◆ Task requirements:
From the listing below, extract each entry exactly as written, minus the images.

◆ Supplied data:
-*-
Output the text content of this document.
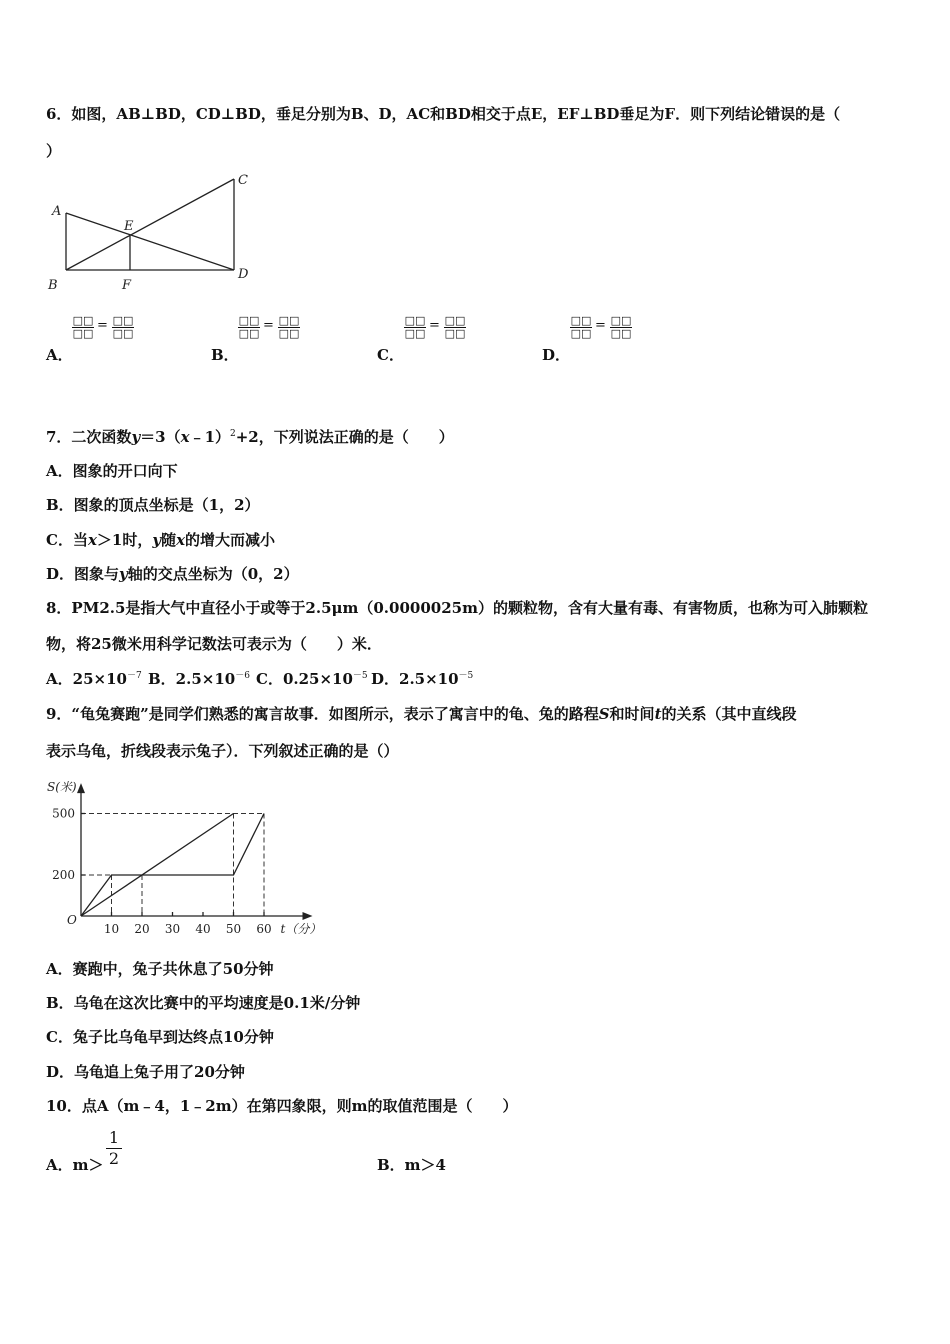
6．如图，AB⊥BD，CD⊥BD，垂足分别为B、D，AC和BD相交于点E，EF⊥BD垂足为F．则下列结论错误的是（
）
A
B
C
D
E
F
A．
□□
□□
= □□
□□
B．
□□
□□
= □□
□□
C．
□□
□□
= □□
□□
D．
□□
□□
= □□
□□
7．二次函数y＝3（x﹣1）$^2$+2，下列说法正确的是（　　）
A．图象的开口向下
B．图象的顶点坐标是（1，2）
C．当x＞1时，y随x的增大而减小
D．图象与y轴的交点坐标为（0，2）
8．PM2.5是指大气中直径小于或等于2.5μm（0.0000025m）的颗粒物，含有大量有毒、有害物质，也称为可入肺颗粒
物，将25微米用科学记数法可表示为（　　）米．
A．$25\times 10^{-7}$ B．$2.5\times 10^{-6}$ C．$0.25\times 10^{-5}$ D．$2.5\times 10^{-5}$
9．“龟兔赛跑”是同学们熟悉的寓言故事．如图所示，表示了寓言中的龟、兔的路程S和时间t的关系（其中直线段
表示乌龟，折线段表示兔子）．下列叙述正确的是（）
10 20 30 40 50 60
200
500
S(米)
t（分）
O
A．赛跑中，兔子共休息了50分钟
B．乌龟在这次比赛中的平均速度是0.1米/分钟
C．兔子比乌龟早到达终点10分钟
D．乌龟追上兔子用了20分钟
10．点A（m﹣4，1﹣2m）在第四象限，则m的取值范围是（　　）
A．m＞
1
2	B．m＞4
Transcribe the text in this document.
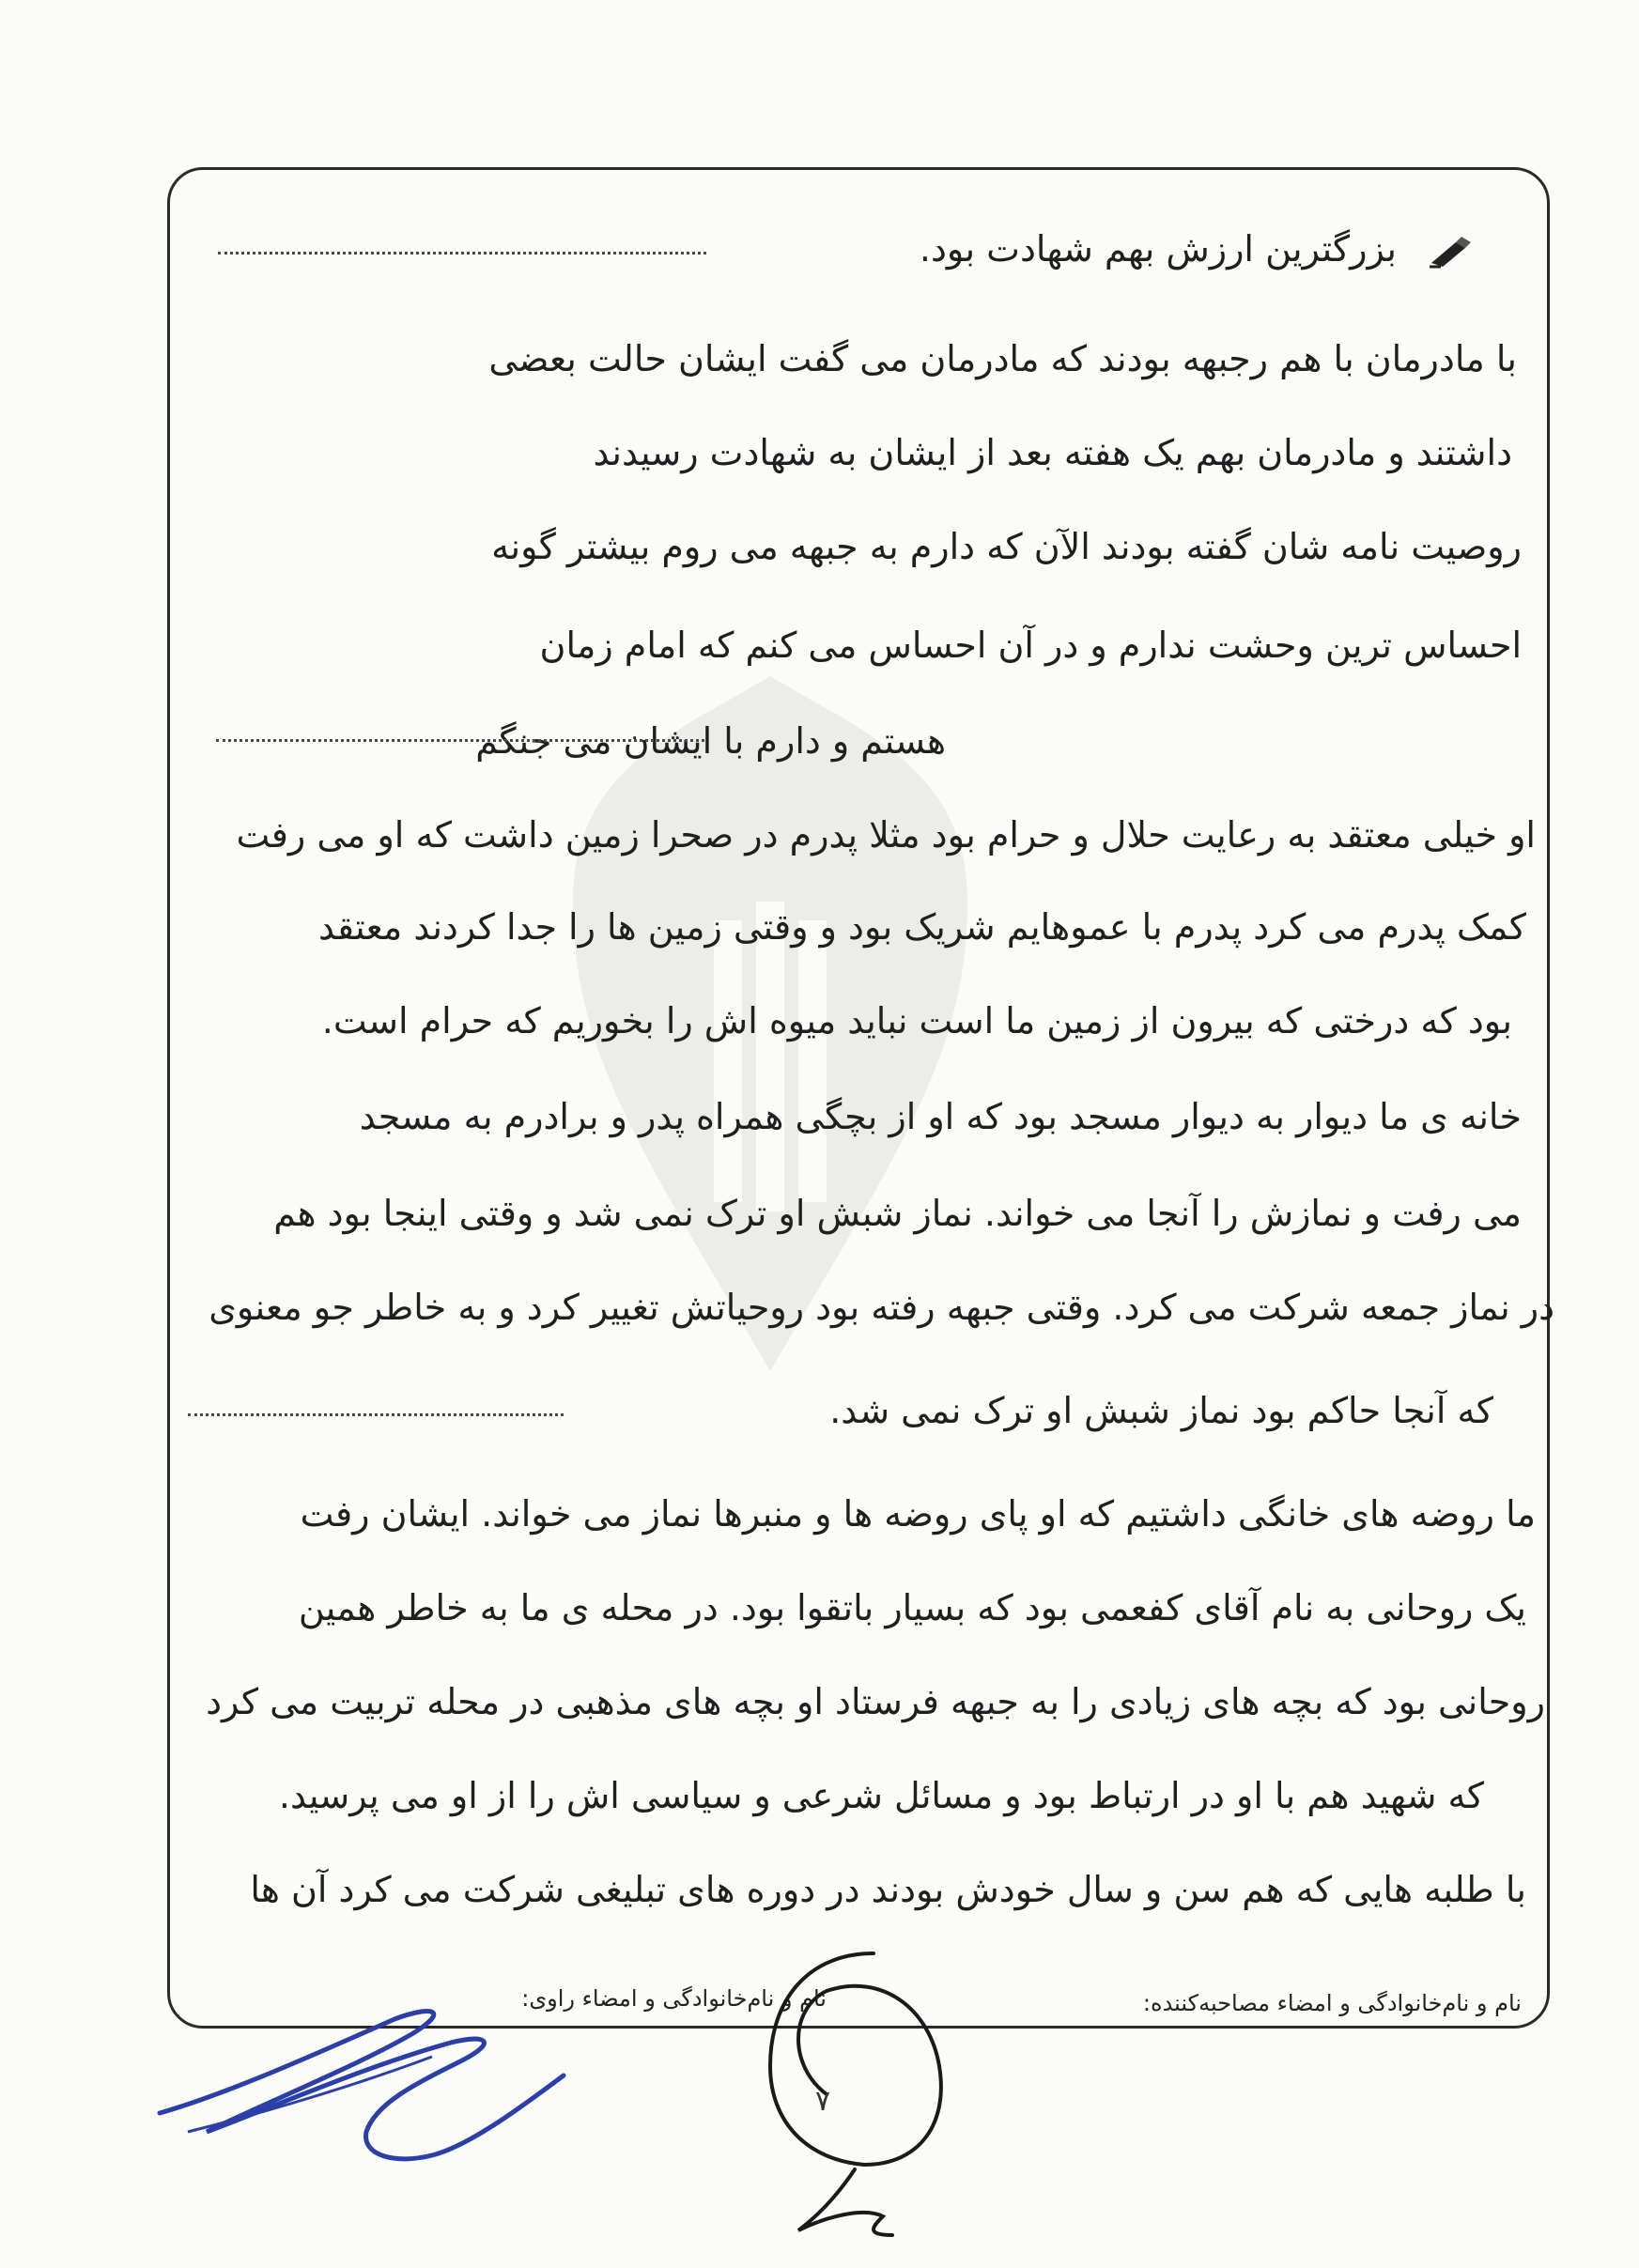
بزرگترین ارزش بهم شهادت بود.
با مادرمان با هم رجبهه بودند که مادرمان می گفت ایشان حالت بعضی
داشتند و مادرمان بهم یک هفته بعد از ایشان به شهادت رسیدند
روصیت نامه شان گفته بودند الآن که دارم به جبهه می روم بیشتر گونه
احساس ترین وحشت ندارم و در آن احساس می کنم که امام زمان
هستم و دارم با ایشان می جنگم
او خیلی معتقد به رعایت حلال و حرام بود مثلا پدرم در صحرا زمین داشت که او می رفت
کمک پدرم می کرد پدرم با عموهایم شریک بود و وقتی زمین ها را جدا کردند معتقد
بود که درختی که بیرون از زمین ما است نباید میوه اش را بخوریم که حرام است.
خانه ی ما دیوار به دیوار مسجد بود که او از بچگی همراه پدر و برادرم به مسجد
می رفت و نمازش را آنجا می خواند. نماز شبش او ترک نمی شد و وقتی اینجا بود هم
در نماز جمعه شرکت می کرد. وقتی جبهه رفته بود روحیاتش تغییر کرد و به خاطر جو معنوی
که آنجا حاکم بود نماز شبش او ترک نمی شد.
ما روضه های خانگی داشتیم که او پای روضه ها و منبرها نماز می خواند. ایشان رفت
یک روحانی به نام آقای کفعمی بود که بسیار باتقوا بود. در محله ی ما به خاطر همین
روحانی بود که بچه های زیادی را به جبهه فرستاد او بچه های مذهبی در محله تربیت می کرد
که شهید هم با او در ارتباط بود و مسائل شرعی و سیاسی اش را از او می پرسید.
با طلبه هایی که هم سن و سال خودش بودند در دوره های تبلیغی شرکت می کرد آن ها
نام و نام‌خانوادگی و امضاء مصاحبه‌کننده:
نام و نام‌خانوادگی و امضاء راوی:
۷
-*-
◆ Exercise answer:
Output the text content of this document.
6．如图，AB⊥BD，CD⊥BD，垂足分别为B、D，AC和BD相交于点E，EF⊥BD垂足为F．则下列结论错误的是（
）
A
B
C
D
E
F
A．
□□
□□
= □□
□□
B．
□□
□□
= □□
□□
C．
□□
□□
= □□
□□
D．
□□
□□
= □□
□□
7．二次函数y＝3（x﹣1）$^2$+2，下列说法正确的是（　　）
A．图象的开口向下
B．图象的顶点坐标是（1，2）
C．当x＞1时，y随x的增大而减小
D．图象与y轴的交点坐标为（0，2）
8．PM2.5是指大气中直径小于或等于2.5μm（0.0000025m）的颗粒物，含有大量有毒、有害物质，也称为可入肺颗粒
物，将25微米用科学记数法可表示为（　　）米．
A．$25\times 10^{-7}$ B．$2.5\times 10^{-6}$ C．$0.25\times 10^{-5}$ D．$2.5\times 10^{-5}$
9．“龟兔赛跑”是同学们熟悉的寓言故事．如图所示，表示了寓言中的龟、兔的路程S和时间t的关系（其中直线段
表示乌龟，折线段表示兔子）．下列叙述正确的是（）
10 20 30 40 50 60
200
500
S(米)
t（分）
O
A．赛跑中，兔子共休息了50分钟
B．乌龟在这次比赛中的平均速度是0.1米/分钟
C．兔子比乌龟早到达终点10分钟
D．乌龟追上兔子用了20分钟
10．点A（m﹣4，1﹣2m）在第四象限，则m的取值范围是（　　）
A．m＞
1
2	B．m＞4
Transcribe the text in this document.
بزرگترین ارزش بهم شهادت بود.
با مادرمان با هم رجبهه بودند که مادرمان می گفت ایشان حالت بعضی
داشتند و مادرمان بهم یک هفته بعد از ایشان به شهادت رسیدند
روصیت نامه شان گفته بودند الآن که دارم به جبهه می روم بیشتر گونه
احساس ترین وحشت ندارم و در آن احساس می کنم که امام زمان
هستم و دارم با ایشان می جنگم
او خیلی معتقد به رعایت حلال و حرام بود مثلا پدرم در صحرا زمین داشت که او می رفت
کمک پدرم می کرد پدرم با عموهایم شریک بود و وقتی زمین ها را جدا کردند معتقد
بود که درختی که بیرون از زمین ما است نباید میوه اش را بخوریم که حرام است.
خانه ی ما دیوار به دیوار مسجد بود که او از بچگی همراه پدر و برادرم به مسجد
می رفت و نمازش را آنجا می خواند. نماز شبش او ترک نمی شد و وقتی اینجا بود هم
در نماز جمعه شرکت می کرد. وقتی جبهه رفته بود روحیاتش تغییر کرد و به خاطر جو معنوی
که آنجا حاکم بود نماز شبش او ترک نمی شد.
ما روضه های خانگی داشتیم که او پای روضه ها و منبرها نماز می خواند. ایشان رفت
یک روحانی به نام آقای کفعمی بود که بسیار باتقوا بود. در محله ی ما به خاطر همین
روحانی بود که بچه های زیادی را به جبهه فرستاد او بچه های مذهبی در محله تربیت می کرد
که شهید هم با او در ارتباط بود و مسائل شرعی و سیاسی اش را از او می پرسید.
با طلبه هایی که هم سن و سال خودش بودند در دوره های تبلیغی شرکت می کرد آن ها
نام و نام‌خانوادگی و امضاء مصاحبه‌کننده:
نام و نام‌خانوادگی و امضاء راوی:
۷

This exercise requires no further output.